Stored items
-*-*-

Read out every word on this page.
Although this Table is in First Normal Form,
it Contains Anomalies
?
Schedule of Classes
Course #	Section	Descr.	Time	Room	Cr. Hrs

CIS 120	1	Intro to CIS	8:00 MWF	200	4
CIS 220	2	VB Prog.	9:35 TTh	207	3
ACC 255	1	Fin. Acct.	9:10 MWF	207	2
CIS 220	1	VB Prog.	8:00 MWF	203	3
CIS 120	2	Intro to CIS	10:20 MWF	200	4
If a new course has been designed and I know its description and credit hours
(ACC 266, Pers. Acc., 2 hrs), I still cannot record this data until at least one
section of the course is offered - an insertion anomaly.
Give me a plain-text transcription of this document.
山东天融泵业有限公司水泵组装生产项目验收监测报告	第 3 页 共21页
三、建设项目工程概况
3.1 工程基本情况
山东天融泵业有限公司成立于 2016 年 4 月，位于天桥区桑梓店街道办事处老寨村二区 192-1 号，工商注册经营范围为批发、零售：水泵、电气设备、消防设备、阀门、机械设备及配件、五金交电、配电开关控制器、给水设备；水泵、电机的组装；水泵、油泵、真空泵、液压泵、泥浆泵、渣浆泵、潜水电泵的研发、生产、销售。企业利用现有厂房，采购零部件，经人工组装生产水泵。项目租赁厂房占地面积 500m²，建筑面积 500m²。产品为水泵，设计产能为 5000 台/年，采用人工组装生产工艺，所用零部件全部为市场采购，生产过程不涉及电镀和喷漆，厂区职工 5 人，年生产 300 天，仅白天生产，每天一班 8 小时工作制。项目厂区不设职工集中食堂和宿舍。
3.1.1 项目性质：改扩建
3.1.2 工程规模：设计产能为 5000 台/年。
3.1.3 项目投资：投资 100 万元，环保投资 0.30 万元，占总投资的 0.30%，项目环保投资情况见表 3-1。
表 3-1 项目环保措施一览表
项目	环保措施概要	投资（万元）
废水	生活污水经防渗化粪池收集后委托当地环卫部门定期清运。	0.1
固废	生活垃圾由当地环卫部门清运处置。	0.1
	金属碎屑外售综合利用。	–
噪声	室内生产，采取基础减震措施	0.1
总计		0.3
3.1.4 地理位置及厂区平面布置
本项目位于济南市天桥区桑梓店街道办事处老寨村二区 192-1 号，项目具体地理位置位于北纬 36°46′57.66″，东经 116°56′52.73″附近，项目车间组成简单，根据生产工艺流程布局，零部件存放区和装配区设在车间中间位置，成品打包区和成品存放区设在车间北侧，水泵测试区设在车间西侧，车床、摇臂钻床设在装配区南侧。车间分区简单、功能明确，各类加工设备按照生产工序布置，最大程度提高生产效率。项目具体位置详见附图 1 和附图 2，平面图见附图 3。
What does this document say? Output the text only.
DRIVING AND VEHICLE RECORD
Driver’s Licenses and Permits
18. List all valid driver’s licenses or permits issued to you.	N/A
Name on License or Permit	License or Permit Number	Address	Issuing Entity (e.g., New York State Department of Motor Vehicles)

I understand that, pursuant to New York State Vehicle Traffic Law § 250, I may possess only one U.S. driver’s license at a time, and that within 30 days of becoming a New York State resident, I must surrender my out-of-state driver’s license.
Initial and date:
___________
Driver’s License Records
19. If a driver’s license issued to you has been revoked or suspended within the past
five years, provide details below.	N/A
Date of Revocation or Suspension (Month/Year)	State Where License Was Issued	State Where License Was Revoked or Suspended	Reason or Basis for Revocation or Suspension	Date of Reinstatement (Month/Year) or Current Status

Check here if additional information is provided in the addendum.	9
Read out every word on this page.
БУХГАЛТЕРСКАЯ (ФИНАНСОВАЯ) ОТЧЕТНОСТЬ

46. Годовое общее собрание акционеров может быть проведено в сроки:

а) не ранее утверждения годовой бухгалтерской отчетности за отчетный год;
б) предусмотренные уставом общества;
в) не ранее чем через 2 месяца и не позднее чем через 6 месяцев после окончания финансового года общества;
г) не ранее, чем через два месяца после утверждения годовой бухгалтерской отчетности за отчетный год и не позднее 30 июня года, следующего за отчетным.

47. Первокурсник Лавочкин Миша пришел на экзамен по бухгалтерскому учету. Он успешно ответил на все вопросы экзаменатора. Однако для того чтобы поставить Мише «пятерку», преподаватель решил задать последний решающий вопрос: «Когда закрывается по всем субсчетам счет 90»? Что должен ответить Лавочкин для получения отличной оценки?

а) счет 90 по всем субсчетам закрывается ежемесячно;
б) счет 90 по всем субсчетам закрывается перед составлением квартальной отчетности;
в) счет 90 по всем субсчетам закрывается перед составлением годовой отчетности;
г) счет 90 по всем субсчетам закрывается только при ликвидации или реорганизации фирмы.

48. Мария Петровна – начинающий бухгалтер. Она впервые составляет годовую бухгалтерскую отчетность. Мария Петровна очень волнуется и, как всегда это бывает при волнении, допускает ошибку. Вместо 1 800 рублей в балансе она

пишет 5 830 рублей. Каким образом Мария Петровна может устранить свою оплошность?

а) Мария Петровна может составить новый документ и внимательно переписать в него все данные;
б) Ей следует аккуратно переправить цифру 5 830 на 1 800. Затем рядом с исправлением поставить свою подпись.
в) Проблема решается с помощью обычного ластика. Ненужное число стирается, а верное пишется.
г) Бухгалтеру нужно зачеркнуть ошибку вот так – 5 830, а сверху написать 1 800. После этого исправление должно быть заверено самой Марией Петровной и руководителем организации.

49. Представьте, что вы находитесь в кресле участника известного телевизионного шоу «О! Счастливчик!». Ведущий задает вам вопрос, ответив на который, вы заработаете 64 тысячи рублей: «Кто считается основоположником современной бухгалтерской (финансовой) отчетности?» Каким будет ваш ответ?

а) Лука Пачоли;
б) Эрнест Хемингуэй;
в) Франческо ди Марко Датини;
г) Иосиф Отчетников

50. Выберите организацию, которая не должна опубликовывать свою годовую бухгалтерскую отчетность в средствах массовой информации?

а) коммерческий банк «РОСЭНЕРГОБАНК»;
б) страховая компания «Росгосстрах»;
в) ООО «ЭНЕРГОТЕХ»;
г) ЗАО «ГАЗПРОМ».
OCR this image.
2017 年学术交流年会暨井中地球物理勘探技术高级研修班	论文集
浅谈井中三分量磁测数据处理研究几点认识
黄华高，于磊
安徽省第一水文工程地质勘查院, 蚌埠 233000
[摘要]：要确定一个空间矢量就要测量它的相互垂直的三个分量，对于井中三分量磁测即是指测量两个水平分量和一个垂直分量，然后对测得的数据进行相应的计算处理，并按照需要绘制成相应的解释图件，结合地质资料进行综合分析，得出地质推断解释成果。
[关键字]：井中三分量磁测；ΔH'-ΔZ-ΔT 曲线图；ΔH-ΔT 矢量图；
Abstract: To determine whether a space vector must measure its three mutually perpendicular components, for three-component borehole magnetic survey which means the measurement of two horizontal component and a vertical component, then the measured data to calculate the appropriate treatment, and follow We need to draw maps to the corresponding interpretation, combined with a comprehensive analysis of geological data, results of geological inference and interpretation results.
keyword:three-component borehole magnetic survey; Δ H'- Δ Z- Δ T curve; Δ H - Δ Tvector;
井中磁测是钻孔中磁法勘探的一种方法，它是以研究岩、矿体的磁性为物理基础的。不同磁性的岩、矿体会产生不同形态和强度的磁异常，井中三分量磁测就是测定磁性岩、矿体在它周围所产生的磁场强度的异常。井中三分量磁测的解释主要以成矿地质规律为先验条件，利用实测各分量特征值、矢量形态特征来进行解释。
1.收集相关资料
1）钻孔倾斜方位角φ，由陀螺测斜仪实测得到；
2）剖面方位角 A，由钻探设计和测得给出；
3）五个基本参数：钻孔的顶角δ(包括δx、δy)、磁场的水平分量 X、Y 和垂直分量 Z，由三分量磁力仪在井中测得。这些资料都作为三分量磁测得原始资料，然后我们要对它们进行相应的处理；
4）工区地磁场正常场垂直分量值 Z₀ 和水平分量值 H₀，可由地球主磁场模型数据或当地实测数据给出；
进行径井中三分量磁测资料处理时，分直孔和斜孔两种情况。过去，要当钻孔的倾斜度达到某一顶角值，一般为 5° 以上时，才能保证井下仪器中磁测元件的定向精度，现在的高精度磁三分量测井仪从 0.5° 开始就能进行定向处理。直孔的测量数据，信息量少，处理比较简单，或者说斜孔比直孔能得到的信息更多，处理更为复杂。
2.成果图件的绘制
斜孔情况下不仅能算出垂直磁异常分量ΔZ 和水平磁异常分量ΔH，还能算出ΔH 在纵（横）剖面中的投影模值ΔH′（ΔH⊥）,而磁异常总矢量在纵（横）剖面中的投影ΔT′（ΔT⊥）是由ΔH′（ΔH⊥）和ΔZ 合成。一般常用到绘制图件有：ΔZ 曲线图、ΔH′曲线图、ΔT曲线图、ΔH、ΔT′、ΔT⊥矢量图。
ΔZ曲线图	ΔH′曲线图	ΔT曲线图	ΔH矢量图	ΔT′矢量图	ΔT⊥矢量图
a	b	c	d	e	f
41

-*-*-

The request: Copy each line holding the word "ранее" from the listing above.

Right answer:
а) не ранее утверждения годовой бухгалтерской отчетности за отчетный год;
в) не ранее чем через 2 месяца и не позднее чем через 6 месяцев после окончания финансового года общества;
г) не ранее, чем через два месяца после утверждения годовой бухгалтерской отчетности за отчетный год и не позднее 30 июня года, следующего за отчетным.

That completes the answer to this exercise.